GOAL OF THE EXERCISE:
Extract all lines that hold "Output" from the records below.

SOURCE RECORDS:
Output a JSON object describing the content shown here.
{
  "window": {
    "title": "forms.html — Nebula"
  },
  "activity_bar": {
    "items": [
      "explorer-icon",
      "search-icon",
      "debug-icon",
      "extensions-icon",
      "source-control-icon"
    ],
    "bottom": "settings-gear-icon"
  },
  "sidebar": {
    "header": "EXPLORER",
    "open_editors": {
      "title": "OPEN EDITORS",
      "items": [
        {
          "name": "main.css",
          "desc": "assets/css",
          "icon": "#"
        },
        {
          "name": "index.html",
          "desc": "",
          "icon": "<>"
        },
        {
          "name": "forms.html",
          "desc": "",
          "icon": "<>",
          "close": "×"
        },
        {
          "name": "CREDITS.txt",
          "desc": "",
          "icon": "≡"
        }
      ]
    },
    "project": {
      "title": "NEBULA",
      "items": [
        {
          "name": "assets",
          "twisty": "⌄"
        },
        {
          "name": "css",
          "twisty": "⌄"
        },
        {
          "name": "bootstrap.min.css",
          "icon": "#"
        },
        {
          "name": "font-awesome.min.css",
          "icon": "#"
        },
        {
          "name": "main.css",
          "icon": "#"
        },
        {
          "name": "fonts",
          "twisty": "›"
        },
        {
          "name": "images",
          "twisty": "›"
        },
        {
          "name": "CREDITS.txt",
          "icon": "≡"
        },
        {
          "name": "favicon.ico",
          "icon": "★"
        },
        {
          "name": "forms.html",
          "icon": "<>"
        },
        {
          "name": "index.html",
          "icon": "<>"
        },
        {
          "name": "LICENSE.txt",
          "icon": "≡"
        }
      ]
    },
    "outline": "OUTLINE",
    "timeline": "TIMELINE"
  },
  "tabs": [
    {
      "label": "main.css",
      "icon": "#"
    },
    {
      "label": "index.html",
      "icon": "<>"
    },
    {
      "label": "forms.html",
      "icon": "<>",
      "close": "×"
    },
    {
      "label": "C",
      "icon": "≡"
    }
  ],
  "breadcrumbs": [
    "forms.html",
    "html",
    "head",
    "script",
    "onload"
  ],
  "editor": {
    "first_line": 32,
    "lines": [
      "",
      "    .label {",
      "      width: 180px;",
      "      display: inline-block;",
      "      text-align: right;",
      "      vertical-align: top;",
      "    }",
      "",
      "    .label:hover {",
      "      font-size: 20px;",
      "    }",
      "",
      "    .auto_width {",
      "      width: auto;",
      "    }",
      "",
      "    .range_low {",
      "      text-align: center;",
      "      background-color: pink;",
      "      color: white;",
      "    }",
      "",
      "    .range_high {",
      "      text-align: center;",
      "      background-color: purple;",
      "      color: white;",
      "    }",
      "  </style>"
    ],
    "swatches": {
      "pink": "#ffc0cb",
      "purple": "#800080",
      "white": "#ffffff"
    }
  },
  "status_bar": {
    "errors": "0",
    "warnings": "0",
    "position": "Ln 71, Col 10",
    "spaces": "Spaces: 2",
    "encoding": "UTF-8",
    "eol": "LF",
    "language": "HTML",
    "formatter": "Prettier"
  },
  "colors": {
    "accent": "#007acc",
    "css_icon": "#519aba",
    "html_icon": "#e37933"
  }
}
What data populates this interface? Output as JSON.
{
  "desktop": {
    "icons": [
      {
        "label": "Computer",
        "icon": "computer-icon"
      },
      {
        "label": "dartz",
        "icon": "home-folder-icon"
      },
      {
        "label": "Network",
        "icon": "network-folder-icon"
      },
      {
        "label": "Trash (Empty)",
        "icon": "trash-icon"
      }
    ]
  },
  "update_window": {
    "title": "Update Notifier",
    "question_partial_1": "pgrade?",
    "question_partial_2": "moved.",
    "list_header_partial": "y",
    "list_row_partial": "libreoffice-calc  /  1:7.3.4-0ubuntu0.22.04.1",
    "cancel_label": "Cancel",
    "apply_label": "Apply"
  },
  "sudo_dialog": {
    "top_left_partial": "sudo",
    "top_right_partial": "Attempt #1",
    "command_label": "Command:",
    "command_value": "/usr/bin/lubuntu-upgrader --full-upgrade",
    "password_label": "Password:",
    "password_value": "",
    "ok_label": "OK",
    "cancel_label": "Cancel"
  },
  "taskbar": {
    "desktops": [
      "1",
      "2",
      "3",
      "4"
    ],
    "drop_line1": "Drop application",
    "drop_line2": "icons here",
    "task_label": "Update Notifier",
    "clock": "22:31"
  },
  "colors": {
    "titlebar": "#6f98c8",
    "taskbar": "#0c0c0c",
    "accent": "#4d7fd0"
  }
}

COMPLETE ANSWER:
Output a JSON object describing the content shown here.
What data populates this interface? Output as JSON.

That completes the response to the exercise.